_Material provided_.
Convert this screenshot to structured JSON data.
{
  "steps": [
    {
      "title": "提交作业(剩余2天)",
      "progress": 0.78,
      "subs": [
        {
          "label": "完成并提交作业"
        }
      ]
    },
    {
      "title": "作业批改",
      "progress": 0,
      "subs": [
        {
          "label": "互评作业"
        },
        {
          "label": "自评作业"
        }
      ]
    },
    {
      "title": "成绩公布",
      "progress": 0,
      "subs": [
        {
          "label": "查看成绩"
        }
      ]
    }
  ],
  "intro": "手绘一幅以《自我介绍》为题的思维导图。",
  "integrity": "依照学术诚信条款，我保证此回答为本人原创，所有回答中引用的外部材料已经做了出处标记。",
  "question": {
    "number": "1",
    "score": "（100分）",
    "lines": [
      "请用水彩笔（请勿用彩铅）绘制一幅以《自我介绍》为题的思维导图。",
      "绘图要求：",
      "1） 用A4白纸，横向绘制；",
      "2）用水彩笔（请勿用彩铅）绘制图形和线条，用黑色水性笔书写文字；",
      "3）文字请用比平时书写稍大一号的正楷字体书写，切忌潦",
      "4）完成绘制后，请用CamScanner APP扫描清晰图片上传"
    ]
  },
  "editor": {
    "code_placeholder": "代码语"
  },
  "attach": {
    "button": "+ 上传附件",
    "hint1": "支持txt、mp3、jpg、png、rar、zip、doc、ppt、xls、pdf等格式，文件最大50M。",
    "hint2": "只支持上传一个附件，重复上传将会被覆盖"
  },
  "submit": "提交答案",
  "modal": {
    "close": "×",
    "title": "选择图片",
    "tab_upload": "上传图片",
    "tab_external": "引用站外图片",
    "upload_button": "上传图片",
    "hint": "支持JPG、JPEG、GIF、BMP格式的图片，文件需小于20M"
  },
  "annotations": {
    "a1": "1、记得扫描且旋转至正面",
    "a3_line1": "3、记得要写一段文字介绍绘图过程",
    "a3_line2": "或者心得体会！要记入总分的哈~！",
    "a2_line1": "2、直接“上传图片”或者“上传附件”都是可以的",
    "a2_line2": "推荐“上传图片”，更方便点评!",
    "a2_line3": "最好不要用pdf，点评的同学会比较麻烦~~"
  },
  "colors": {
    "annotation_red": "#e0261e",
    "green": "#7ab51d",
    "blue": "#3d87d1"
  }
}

---

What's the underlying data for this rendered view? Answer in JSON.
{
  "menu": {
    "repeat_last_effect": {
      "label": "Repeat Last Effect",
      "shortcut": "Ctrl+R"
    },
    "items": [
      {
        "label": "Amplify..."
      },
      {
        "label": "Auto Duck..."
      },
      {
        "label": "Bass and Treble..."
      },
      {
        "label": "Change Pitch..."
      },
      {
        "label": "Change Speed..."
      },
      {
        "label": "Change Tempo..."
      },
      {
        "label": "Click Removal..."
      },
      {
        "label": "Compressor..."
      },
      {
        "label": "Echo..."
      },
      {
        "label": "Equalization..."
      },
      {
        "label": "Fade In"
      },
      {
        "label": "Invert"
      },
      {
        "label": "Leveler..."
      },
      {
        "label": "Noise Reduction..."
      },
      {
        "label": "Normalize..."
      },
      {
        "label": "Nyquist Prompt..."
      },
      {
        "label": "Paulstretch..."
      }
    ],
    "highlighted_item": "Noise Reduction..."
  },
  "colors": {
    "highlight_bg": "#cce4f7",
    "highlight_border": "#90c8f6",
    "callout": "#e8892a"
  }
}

_Required work_. Write out every line from the entries where "自我介绍" appears.

_Answer for this exercise_.
  "intro": "手绘一幅以《自我介绍》为题的思维导图。",
      "请用水彩笔（请勿用彩铅）绘制一幅以《自我介绍》为题的思维导图。",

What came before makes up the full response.